## START EXERCISE MATERIALS

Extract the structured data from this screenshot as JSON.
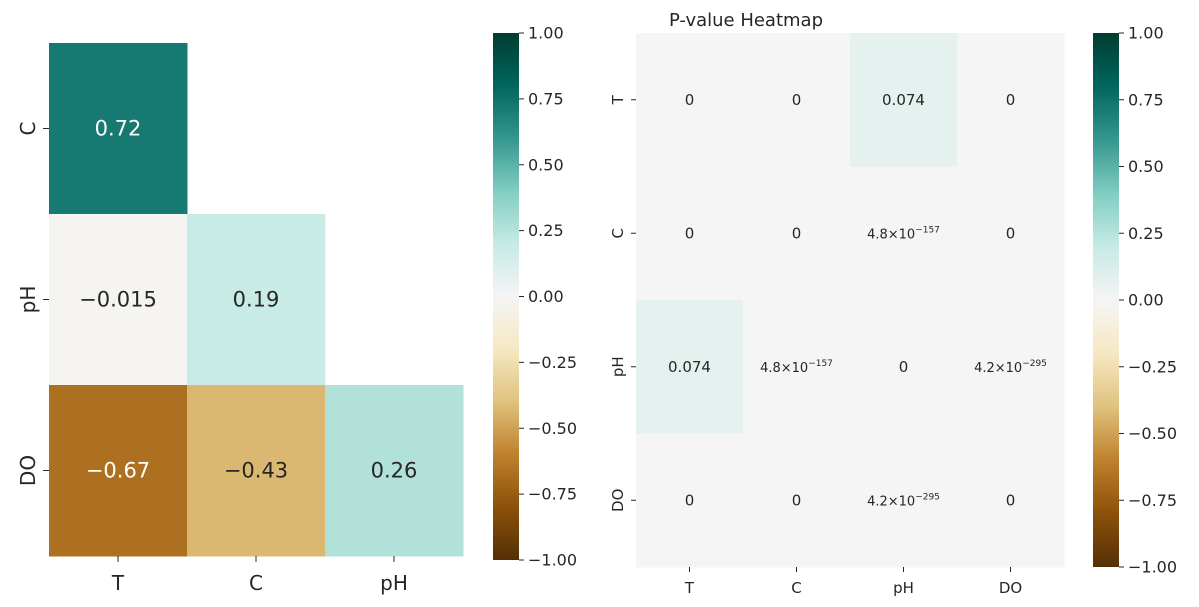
{
  "chart_data": [
    {
      "type": "heatmap",
      "title": "",
      "xlabel": "",
      "ylabel": "",
      "x_categories": [
        "T",
        "C",
        "pH"
      ],
      "y_categories": [
        "C",
        "pH",
        "DO"
      ],
      "cells": [
        {
          "row": 0,
          "col": 0,
          "value": 0.72,
          "label": "0.72"
        },
        {
          "row": 1,
          "col": 0,
          "value": -0.015,
          "label": "−0.015"
        },
        {
          "row": 1,
          "col": 1,
          "value": 0.19,
          "label": "0.19"
        },
        {
          "row": 2,
          "col": 0,
          "value": -0.67,
          "label": "−0.67"
        },
        {
          "row": 2,
          "col": 1,
          "value": -0.43,
          "label": "−0.43"
        },
        {
          "row": 2,
          "col": 2,
          "value": 0.26,
          "label": "0.26"
        }
      ],
      "colorbar": {
        "min": -1.0,
        "max": 1.0,
        "ticks": [
          1.0,
          0.75,
          0.5,
          0.25,
          0.0,
          -0.25,
          -0.5,
          -0.75,
          -1.0
        ],
        "tick_labels": [
          "1.00",
          "0.75",
          "0.50",
          "0.25",
          "0.00",
          "−0.25",
          "−0.50",
          "−0.75",
          "−1.00"
        ]
      },
      "colormap": "BrBG",
      "colormap_stops": [
        "#543005",
        "#8c510a",
        "#bf812d",
        "#dfc27d",
        "#f6e8c3",
        "#f5f5f5",
        "#c7eae5",
        "#80cdc1",
        "#35978f",
        "#01665e",
        "#003c30"
      ]
    },
    {
      "type": "heatmap",
      "title": "P-value Heatmap",
      "xlabel": "",
      "ylabel": "",
      "x_categories": [
        "T",
        "C",
        "pH",
        "DO"
      ],
      "y_categories": [
        "T",
        "C",
        "pH",
        "DO"
      ],
      "cells": [
        {
          "row": 0,
          "col": 0,
          "value": 0,
          "mantissa": "0",
          "exponent": ""
        },
        {
          "row": 0,
          "col": 1,
          "value": 0,
          "mantissa": "0",
          "exponent": ""
        },
        {
          "row": 0,
          "col": 2,
          "value": 0.074,
          "mantissa": "0.074",
          "exponent": ""
        },
        {
          "row": 0,
          "col": 3,
          "value": 0,
          "mantissa": "0",
          "exponent": ""
        },
        {
          "row": 1,
          "col": 0,
          "value": 0,
          "mantissa": "0",
          "exponent": ""
        },
        {
          "row": 1,
          "col": 1,
          "value": 0,
          "mantissa": "0",
          "exponent": ""
        },
        {
          "row": 1,
          "col": 2,
          "value": 4.8e-157,
          "mantissa": "4.8×10",
          "exponent": "−157"
        },
        {
          "row": 1,
          "col": 3,
          "value": 0,
          "mantissa": "0",
          "exponent": ""
        },
        {
          "row": 2,
          "col": 0,
          "value": 0.074,
          "mantissa": "0.074",
          "exponent": ""
        },
        {
          "row": 2,
          "col": 1,
          "value": 4.8e-157,
          "mantissa": "4.8×10",
          "exponent": "−157"
        },
        {
          "row": 2,
          "col": 2,
          "value": 0,
          "mantissa": "0",
          "exponent": ""
        },
        {
          "row": 2,
          "col": 3,
          "value": 4.2e-295,
          "mantissa": "4.2×10",
          "exponent": "−295"
        },
        {
          "row": 3,
          "col": 0,
          "value": 0,
          "mantissa": "0",
          "exponent": ""
        },
        {
          "row": 3,
          "col": 1,
          "value": 0,
          "mantissa": "0",
          "exponent": ""
        },
        {
          "row": 3,
          "col": 2,
          "value": 4.2e-295,
          "mantissa": "4.2×10",
          "exponent": "−295"
        },
        {
          "row": 3,
          "col": 3,
          "value": 0,
          "mantissa": "0",
          "exponent": ""
        }
      ],
      "colorbar": {
        "min": -1.0,
        "max": 1.0,
        "ticks": [
          1.0,
          0.75,
          0.5,
          0.25,
          0.0,
          -0.25,
          -0.5,
          -0.75,
          -1.0
        ],
        "tick_labels": [
          "1.00",
          "0.75",
          "0.50",
          "0.25",
          "0.00",
          "−0.25",
          "−0.50",
          "−0.75",
          "−1.00"
        ]
      },
      "colormap": "BrBG",
      "colormap_stops": [
        "#543005",
        "#8c510a",
        "#bf812d",
        "#dfc27d",
        "#f6e8c3",
        "#f5f5f5",
        "#c7eae5",
        "#80cdc1",
        "#35978f",
        "#01665e",
        "#003c30"
      ]
    }
  ]
}
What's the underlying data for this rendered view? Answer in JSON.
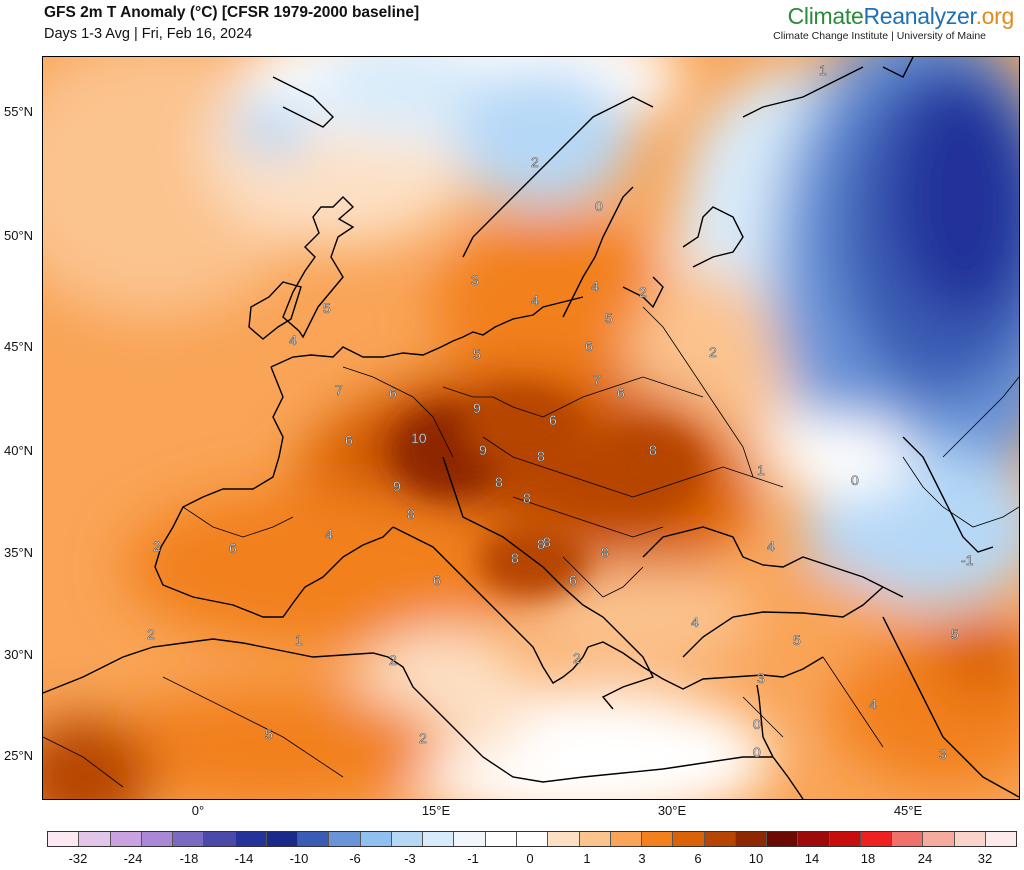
{
  "header": {
    "title": "GFS 2m T Anomaly (°C) [CFSR 1979-2000 baseline]",
    "subtitle": "Days 1-3 Avg | Fri, Feb 16, 2024",
    "brand_part1": "Climate",
    "brand_part2": "Reanalyzer",
    "brand_part3": ".org",
    "brand_sub": "Climate Change Institute | University of Maine"
  },
  "axes": {
    "y_labels": [
      "55°N",
      "50°N",
      "45°N",
      "40°N",
      "35°N",
      "30°N",
      "25°N"
    ],
    "x_labels": [
      "0°",
      "15°E",
      "30°E",
      "45°E"
    ]
  },
  "colorbar": {
    "labels": [
      "-32",
      "-24",
      "-18",
      "-14",
      "-10",
      "-6",
      "-3",
      "-1",
      "0",
      "1",
      "3",
      "6",
      "10",
      "14",
      "18",
      "24",
      "32"
    ],
    "colors": [
      "#fbe8f2",
      "#e2c6ea",
      "#c9a3e0",
      "#a988d6",
      "#7a6ac2",
      "#4b4aa8",
      "#23339a",
      "#1a2a8a",
      "#3a5cb4",
      "#6a94d8",
      "#8fc0f0",
      "#b5d8f7",
      "#d8ebfa",
      "#f0f6fc",
      "#ffffff",
      "#ffffff",
      "#fde0c4",
      "#fbc38e",
      "#f9a457",
      "#f2801c",
      "#db6206",
      "#b64404",
      "#8e2802",
      "#6b0a02",
      "#9c0a0a",
      "#c80d0d",
      "#ee2020",
      "#f0716a",
      "#f6ab9e",
      "#fad4c8",
      "#fdeaec"
    ]
  },
  "map": {
    "contour_labels": [
      "1",
      "2",
      "0",
      "3",
      "4",
      "4",
      "2",
      "5",
      "5",
      "4",
      "5",
      "6",
      "2",
      "7",
      "6",
      "7",
      "6",
      "9",
      "10",
      "6",
      "6",
      "9",
      "8",
      "8",
      "9",
      "8",
      "8",
      "8",
      "1",
      "0",
      "8",
      "4",
      "2",
      "6",
      "8",
      "8",
      "8",
      "6",
      "4",
      "-1",
      "6",
      "2",
      "1",
      "4",
      "5",
      "5",
      "2",
      "2",
      "3",
      "0",
      "4",
      "0",
      "5",
      "2",
      "3"
    ]
  }
}
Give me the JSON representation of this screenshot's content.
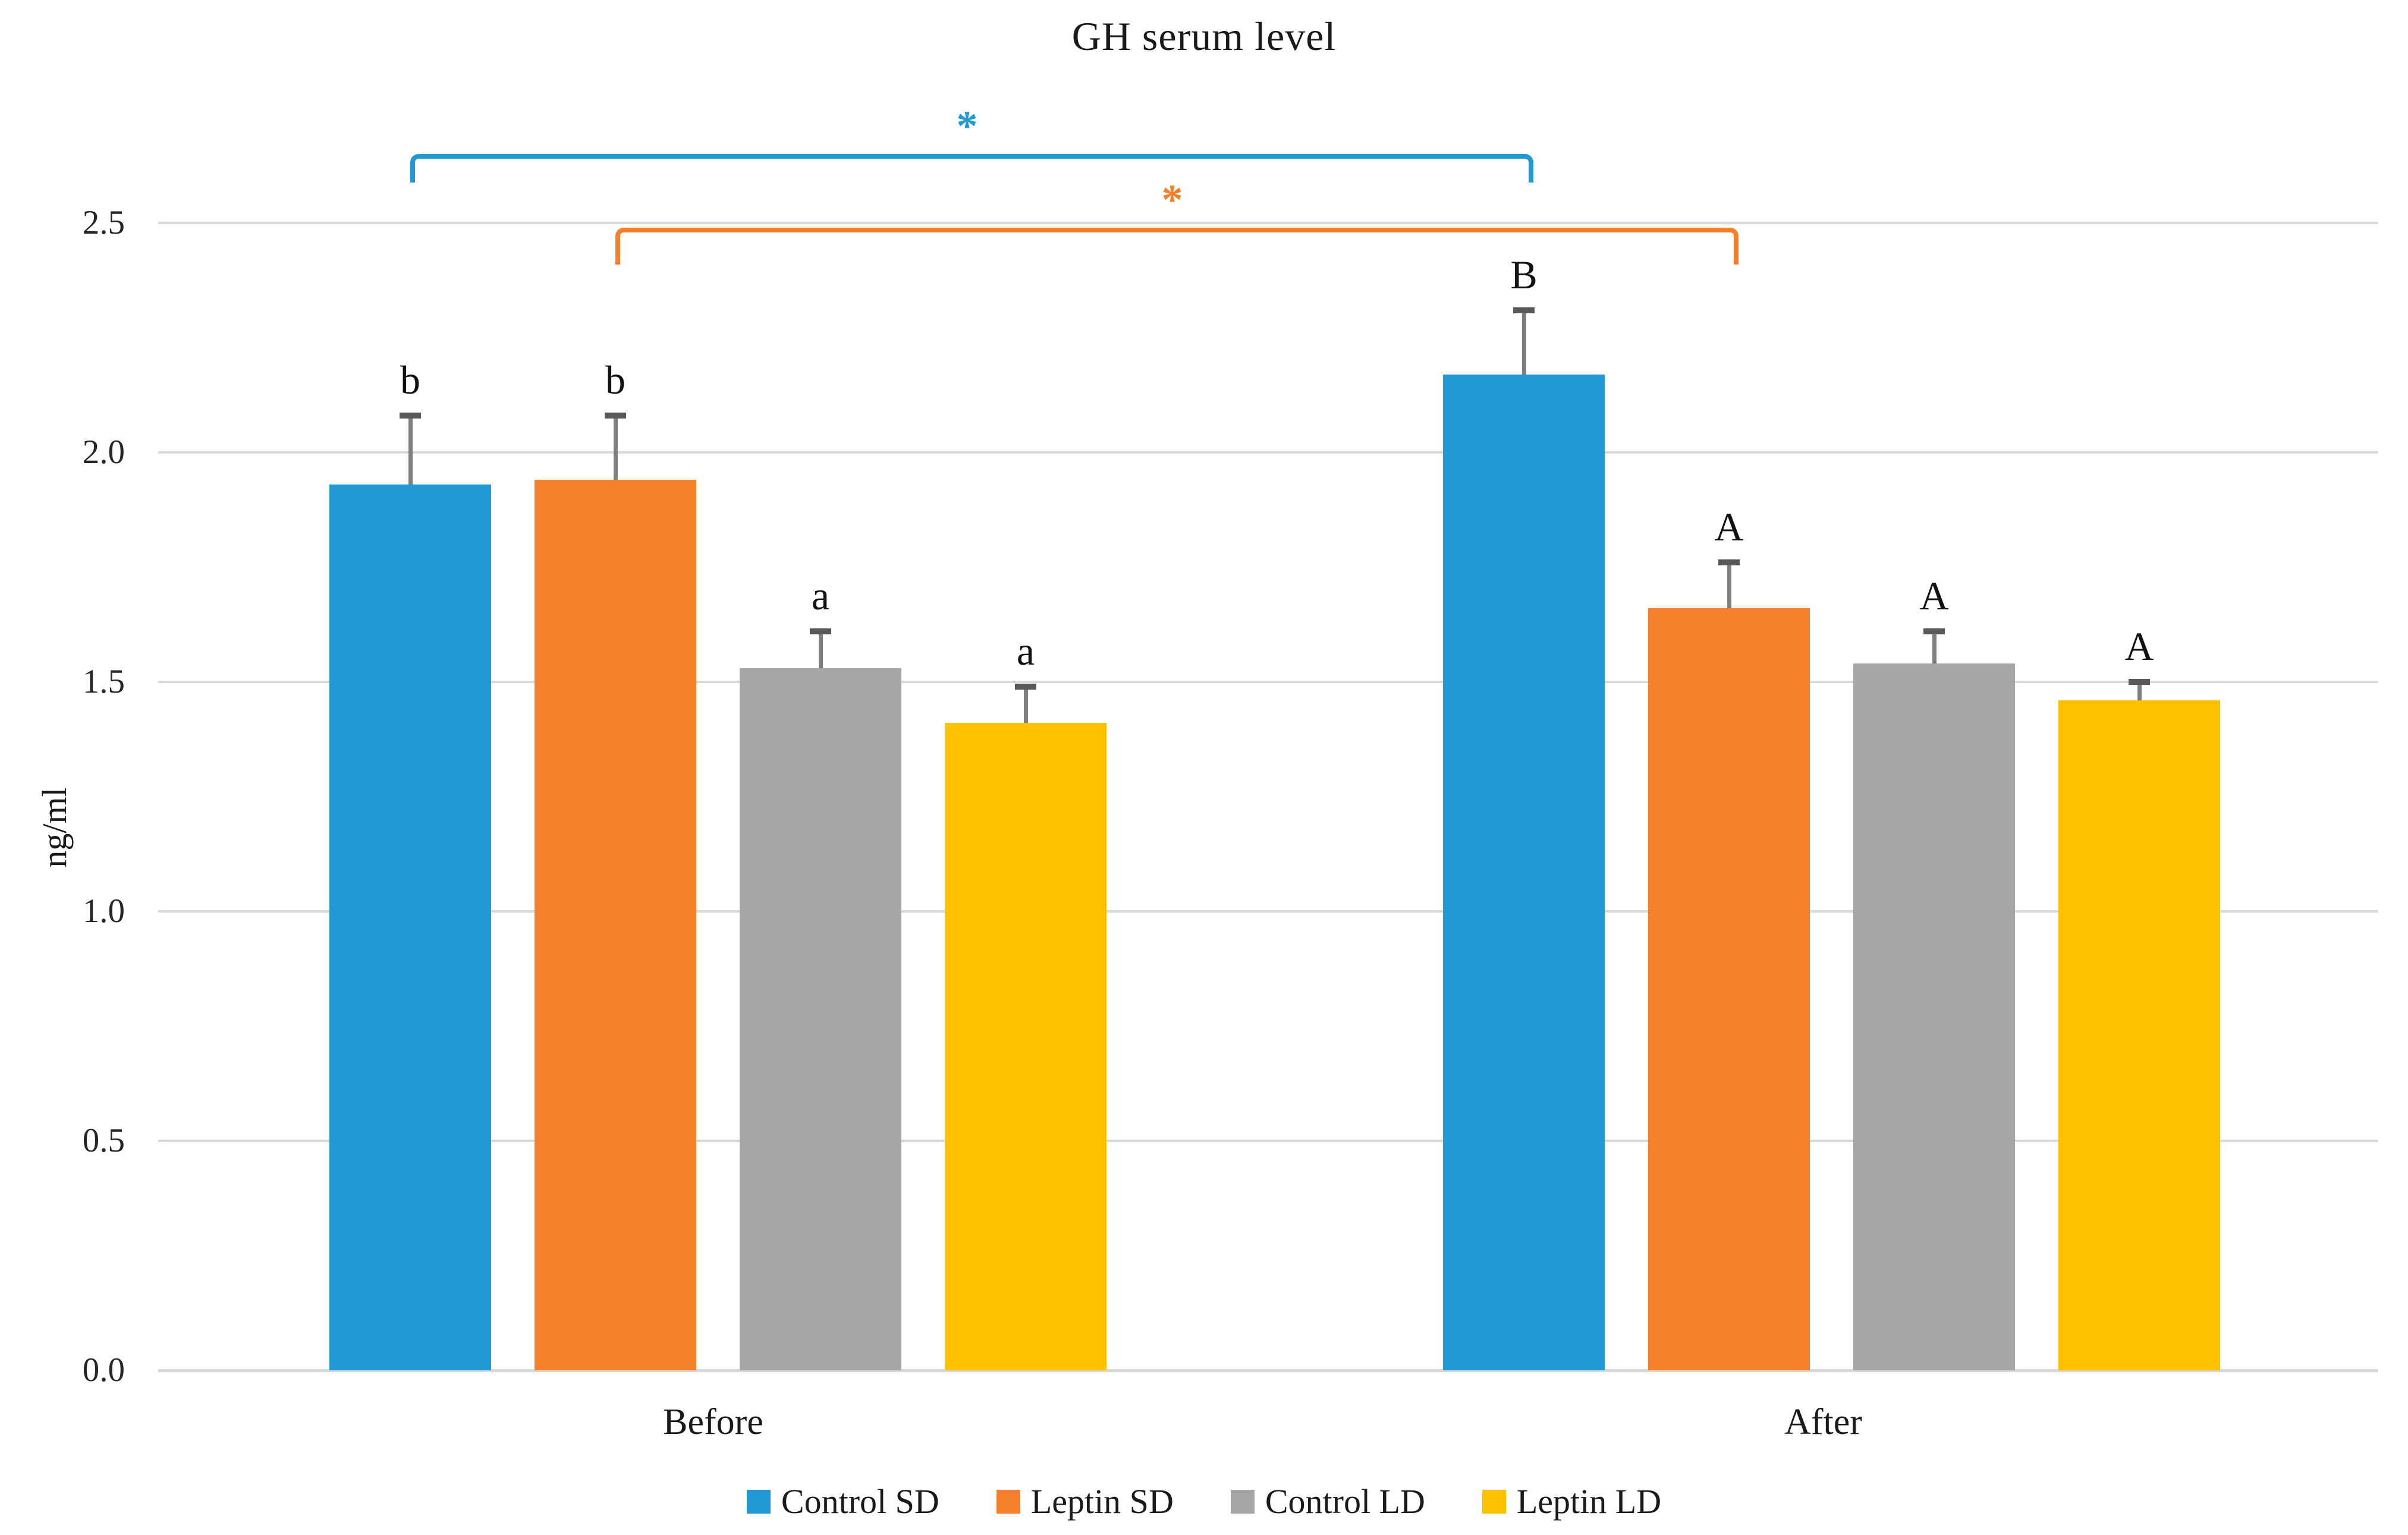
{
  "chart_data": {
    "type": "bar",
    "title": "GH serum level",
    "ylabel": "ng/ml",
    "ylim": [
      0,
      2.5
    ],
    "ytick_step": 0.5,
    "yticks": [
      {
        "value": 0.0,
        "label": "0.0"
      },
      {
        "value": 0.5,
        "label": "0.5"
      },
      {
        "value": 1.0,
        "label": "1.0"
      },
      {
        "value": 1.5,
        "label": "1.5"
      },
      {
        "value": 2.0,
        "label": "2.0"
      },
      {
        "value": 2.5,
        "label": "2.5"
      }
    ],
    "categories": [
      "Before",
      "After"
    ],
    "series": [
      {
        "name": "Control SD",
        "color": "#2099D5",
        "values": [
          1.93,
          2.17
        ],
        "errors": [
          0.15,
          0.14
        ],
        "letters": [
          "b",
          "B"
        ]
      },
      {
        "name": "Leptin SD",
        "color": "#F57F2B",
        "values": [
          1.94,
          1.66
        ],
        "errors": [
          0.14,
          0.1
        ],
        "letters": [
          "b",
          "A"
        ]
      },
      {
        "name": "Control LD",
        "color": "#A6A6A6",
        "values": [
          1.53,
          1.54
        ],
        "errors": [
          0.08,
          0.07
        ],
        "letters": [
          "a",
          "A"
        ]
      },
      {
        "name": "Leptin LD",
        "color": "#FFC000",
        "values": [
          1.41,
          1.46
        ],
        "errors": [
          0.08,
          0.04
        ],
        "letters": [
          "a",
          "A"
        ]
      }
    ],
    "annotations": {
      "brackets": [
        {
          "series": "Control SD",
          "label": "*",
          "color": "#2099D5",
          "y": 2.65,
          "drop": 0.051,
          "connects": [
            "Before",
            "After"
          ]
        },
        {
          "series": "Leptin SD",
          "label": "*",
          "color": "#F57F2B",
          "y": 2.49,
          "drop": 0.07,
          "connects": [
            "Before",
            "After"
          ]
        }
      ]
    },
    "legend_position": "bottom",
    "grid": true,
    "gridline_color": "#D9D9D9",
    "error_bar_color": "#7F7F7F",
    "error_cap_color": "#595959"
  }
}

## END EXERCISE MATERIALS

## [WHAT IS BEING ASKED]
In the records above, collect each line with "screenshot".

## [PROBLEM SOLUTION]
Extract the structured data from this screenshot as JSON.
Give me the JSON representation of this screenshot's content.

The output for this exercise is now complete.